- **What to do**
In the listing below, find every line containing "Poling" and copy it out.

- **Provided entries**
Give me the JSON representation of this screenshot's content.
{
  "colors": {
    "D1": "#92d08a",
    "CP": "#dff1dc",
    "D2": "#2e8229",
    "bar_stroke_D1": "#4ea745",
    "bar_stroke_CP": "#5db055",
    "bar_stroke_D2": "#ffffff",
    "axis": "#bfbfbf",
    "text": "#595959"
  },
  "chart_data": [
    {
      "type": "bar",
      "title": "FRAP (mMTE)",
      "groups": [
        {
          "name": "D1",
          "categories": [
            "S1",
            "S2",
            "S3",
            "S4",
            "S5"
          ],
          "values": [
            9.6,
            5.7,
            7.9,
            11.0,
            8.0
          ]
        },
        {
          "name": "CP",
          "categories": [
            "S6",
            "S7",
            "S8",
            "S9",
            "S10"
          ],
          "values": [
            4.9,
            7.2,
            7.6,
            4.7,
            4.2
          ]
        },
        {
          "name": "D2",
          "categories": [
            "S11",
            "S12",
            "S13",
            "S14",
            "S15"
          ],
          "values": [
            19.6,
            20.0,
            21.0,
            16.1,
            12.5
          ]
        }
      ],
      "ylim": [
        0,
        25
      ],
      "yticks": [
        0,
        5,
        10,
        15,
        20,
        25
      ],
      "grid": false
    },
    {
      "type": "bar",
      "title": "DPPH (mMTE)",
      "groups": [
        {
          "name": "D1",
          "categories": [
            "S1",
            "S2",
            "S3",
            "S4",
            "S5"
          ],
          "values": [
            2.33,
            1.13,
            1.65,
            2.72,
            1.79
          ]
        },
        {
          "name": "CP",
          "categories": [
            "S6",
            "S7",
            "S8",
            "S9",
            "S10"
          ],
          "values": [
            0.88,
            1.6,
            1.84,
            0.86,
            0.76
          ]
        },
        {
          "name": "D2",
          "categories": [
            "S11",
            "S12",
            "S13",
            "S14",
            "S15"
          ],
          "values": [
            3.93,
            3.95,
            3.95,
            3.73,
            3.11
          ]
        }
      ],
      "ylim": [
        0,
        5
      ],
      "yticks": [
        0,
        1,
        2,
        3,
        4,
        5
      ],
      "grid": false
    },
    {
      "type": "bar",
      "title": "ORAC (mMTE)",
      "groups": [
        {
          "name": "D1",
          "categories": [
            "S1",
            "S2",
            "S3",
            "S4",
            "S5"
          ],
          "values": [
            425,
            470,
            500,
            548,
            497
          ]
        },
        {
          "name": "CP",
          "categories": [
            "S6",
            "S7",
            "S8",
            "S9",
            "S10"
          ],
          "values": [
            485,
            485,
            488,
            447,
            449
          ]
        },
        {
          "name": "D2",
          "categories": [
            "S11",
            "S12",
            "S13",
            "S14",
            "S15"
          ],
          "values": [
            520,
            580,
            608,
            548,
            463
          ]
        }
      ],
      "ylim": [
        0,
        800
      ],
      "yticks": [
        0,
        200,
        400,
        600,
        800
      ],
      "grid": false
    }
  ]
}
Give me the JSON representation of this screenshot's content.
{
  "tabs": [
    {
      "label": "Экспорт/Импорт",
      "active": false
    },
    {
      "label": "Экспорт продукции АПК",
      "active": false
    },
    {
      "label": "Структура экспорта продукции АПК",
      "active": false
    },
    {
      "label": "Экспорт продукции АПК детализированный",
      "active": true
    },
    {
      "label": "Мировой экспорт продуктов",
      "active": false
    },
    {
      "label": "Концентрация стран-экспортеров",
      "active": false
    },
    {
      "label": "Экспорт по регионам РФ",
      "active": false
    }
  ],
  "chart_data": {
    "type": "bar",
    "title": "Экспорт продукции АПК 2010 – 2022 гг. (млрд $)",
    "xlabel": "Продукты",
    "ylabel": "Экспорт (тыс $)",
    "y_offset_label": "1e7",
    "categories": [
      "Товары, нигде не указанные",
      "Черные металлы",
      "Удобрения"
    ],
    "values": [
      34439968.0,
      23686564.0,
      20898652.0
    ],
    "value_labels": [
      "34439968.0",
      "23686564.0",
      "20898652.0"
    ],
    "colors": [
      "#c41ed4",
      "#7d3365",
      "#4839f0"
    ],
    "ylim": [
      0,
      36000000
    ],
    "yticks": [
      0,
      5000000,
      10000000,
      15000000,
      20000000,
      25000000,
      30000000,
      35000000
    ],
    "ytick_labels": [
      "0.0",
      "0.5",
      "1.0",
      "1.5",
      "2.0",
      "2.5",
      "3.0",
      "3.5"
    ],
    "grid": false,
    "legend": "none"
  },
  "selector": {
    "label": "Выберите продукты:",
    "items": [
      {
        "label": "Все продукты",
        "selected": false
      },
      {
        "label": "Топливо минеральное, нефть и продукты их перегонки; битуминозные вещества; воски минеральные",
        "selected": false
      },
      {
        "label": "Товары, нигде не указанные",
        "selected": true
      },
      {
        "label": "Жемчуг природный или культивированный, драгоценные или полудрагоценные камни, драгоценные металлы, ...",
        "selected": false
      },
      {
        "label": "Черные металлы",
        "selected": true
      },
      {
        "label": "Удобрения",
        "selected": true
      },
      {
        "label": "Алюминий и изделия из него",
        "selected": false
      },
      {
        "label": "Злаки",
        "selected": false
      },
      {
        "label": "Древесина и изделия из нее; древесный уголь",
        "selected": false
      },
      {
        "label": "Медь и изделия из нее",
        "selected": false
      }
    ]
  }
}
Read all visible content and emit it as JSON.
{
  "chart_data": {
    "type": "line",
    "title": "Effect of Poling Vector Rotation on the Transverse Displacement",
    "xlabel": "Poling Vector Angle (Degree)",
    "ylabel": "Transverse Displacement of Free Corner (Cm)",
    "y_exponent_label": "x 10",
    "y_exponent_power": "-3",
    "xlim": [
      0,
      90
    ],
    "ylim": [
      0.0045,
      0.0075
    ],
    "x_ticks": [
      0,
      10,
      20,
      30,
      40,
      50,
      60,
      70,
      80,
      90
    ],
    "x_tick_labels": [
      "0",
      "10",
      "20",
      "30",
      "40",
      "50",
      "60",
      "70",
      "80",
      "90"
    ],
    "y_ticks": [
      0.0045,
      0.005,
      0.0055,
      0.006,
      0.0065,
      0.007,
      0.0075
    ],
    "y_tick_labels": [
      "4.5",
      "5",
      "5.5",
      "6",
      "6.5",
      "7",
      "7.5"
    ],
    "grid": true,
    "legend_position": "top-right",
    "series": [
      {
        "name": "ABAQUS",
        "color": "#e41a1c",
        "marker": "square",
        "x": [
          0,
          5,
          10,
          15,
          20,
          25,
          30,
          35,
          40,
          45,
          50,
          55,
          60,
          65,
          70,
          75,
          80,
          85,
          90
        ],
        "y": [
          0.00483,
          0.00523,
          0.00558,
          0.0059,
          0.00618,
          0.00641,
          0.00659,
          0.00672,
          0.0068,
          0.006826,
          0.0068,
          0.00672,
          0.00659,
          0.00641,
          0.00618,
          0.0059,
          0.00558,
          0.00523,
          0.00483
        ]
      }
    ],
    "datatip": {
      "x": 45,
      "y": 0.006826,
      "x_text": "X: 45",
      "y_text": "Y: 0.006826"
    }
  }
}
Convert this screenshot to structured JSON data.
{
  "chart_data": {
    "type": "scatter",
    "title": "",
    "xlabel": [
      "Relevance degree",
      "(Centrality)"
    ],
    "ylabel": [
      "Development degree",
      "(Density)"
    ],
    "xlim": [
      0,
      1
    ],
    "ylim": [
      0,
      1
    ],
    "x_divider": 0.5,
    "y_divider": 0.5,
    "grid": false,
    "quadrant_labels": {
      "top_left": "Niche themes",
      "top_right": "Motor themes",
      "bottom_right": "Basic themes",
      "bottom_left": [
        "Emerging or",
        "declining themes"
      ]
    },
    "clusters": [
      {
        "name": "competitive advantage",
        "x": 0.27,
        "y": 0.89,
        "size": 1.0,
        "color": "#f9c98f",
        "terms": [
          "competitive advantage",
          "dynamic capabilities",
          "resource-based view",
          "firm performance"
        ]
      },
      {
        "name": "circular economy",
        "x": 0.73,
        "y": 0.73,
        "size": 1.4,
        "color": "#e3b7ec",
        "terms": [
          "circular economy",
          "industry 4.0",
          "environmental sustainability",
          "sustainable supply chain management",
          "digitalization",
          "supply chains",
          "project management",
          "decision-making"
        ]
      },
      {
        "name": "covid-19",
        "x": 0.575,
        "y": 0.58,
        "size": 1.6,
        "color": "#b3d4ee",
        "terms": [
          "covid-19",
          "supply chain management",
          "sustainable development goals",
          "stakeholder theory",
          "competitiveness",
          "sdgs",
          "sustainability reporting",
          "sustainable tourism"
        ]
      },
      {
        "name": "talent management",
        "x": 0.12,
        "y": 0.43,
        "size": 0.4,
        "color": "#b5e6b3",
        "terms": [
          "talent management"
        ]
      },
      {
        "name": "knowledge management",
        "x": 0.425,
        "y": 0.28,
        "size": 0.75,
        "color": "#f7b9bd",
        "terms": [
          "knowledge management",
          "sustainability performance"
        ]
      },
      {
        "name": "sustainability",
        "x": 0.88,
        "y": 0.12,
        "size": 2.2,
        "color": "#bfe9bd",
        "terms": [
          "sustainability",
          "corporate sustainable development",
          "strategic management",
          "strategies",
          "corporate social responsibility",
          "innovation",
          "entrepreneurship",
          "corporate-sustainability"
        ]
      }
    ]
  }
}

- **Task result**
    "title": "Effect of Poling Vector Rotation on the Transverse Displacement",
    "xlabel": "Poling Vector Angle (Degree)",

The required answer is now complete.